┌─ Records

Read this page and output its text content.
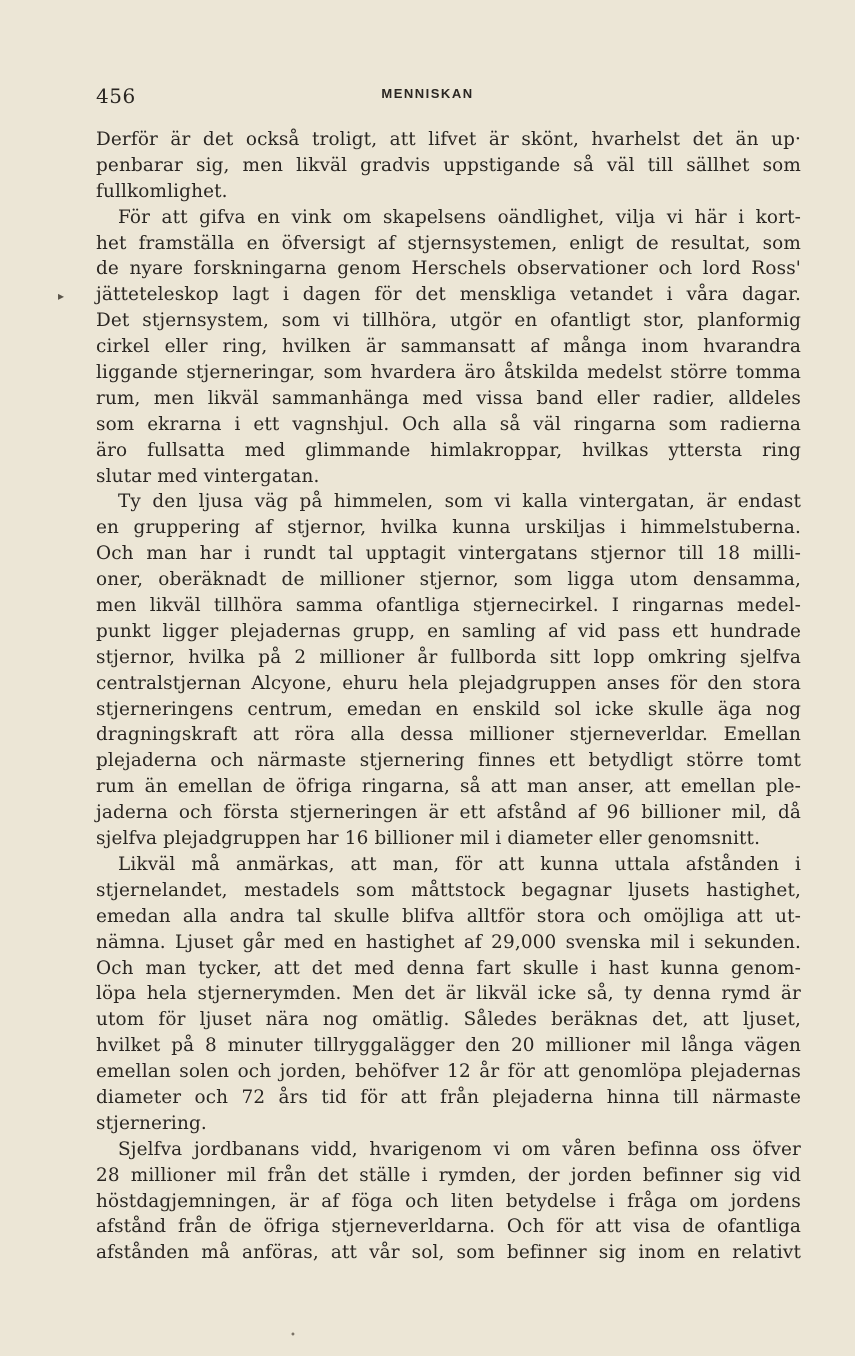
456	MENNISKAN
▸
Derför är det också troligt, att lifvet är skönt, hvarhelst det än up·
penbarar sig, men likväl gradvis uppstigande så väl till sällhet som
fullkomlighet.
För att gifva en vink om skapelsens oändlighet, vilja vi här i kort-
het framställa en öfversigt af stjernsystemen, enligt de resultat, som
de nyare forskningarna genom Herschels observationer och lord Ross'
jätteteleskop lagt i dagen för det menskliga vetandet i våra dagar.
Det stjernsystem, som vi tillhöra, utgör en ofantligt stor, planformig
cirkel eller ring, hvilken är sammansatt af många inom hvarandra
liggande stjerneringar, som hvardera äro åtskilda medelst större tomma
rum, men likväl sammanhänga med vissa band eller radier, alldeles
som ekrarna i ett vagnshjul. Och alla så väl ringarna som radierna
äro fullsatta med glimmande himlakroppar, hvilkas yttersta ring
slutar med vintergatan.
Ty den ljusa väg på himmelen, som vi kalla vintergatan, är endast
en gruppering af stjernor, hvilka kunna urskiljas i himmelstuberna.
Och man har i rundt tal upptagit vintergatans stjernor till 18 milli-
oner, oberäknadt de millioner stjernor, som ligga utom densamma,
men likväl tillhöra samma ofantliga stjernecirkel. I ringarnas medel-
punkt ligger plejadernas grupp, en samling af vid pass ett hundrade
stjernor, hvilka på 2 millioner år fullborda sitt lopp omkring sjelfva
centralstjernan Alcyone, ehuru hela plejadgruppen anses för den stora
stjerneringens centrum, emedan en enskild sol icke skulle äga nog
dragningskraft att röra alla dessa millioner stjerneverldar. Emellan
plejaderna och närmaste stjernering finnes ett betydligt större tomt
rum än emellan de öfriga ringarna, så att man anser, att emellan ple-
jaderna och första stjerneringen är ett afstånd af 96 billioner mil, då
sjelfva plejadgruppen har 16 billioner mil i diameter eller genomsnitt.
Likväl må anmärkas, att man, för att kunna uttala afstånden i
stjernelandet, mestadels som måttstock begagnar ljusets hastighet,
emedan alla andra tal skulle blifva alltför stora och omöjliga att ut-
nämna. Ljuset går med en hastighet af 29,000 svenska mil i sekunden.
Och man tycker, att det med denna fart skulle i hast kunna genom-
löpa hela stjernerymden. Men det är likväl icke så, ty denna rymd är
utom för ljuset nära nog omätlig. Således beräknas det, att ljuset,
hvilket på 8 minuter tillryggalägger den 20 millioner mil långa vägen
emellan solen och jorden, behöfver 12 år för att genomlöpa plejadernas
diameter och 72 års tid för att från plejaderna hinna till närmaste
stjernering.
Sjelfva jordbanans vidd, hvarigenom vi om våren befinna oss öfver
28 millioner mil från det ställe i rymden, der jorden befinner sig vid
höstdagjemningen, är af föga och liten betydelse i fråga om jordens
afstånd från de öfriga stjerneverldarna. Och för att visa de ofantliga
afstånden må anföras, att vår sol, som befinner sig inom en relativt
•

└─

Exercise directions:
The lines to report are those in the material above that contain the word "befinner"; copy every one of them.

Answer below:
28 millioner mil från det ställe i rymden, der jorden befinner sig vid
afstånden må anföras, att vår sol, som befinner sig inom en relativt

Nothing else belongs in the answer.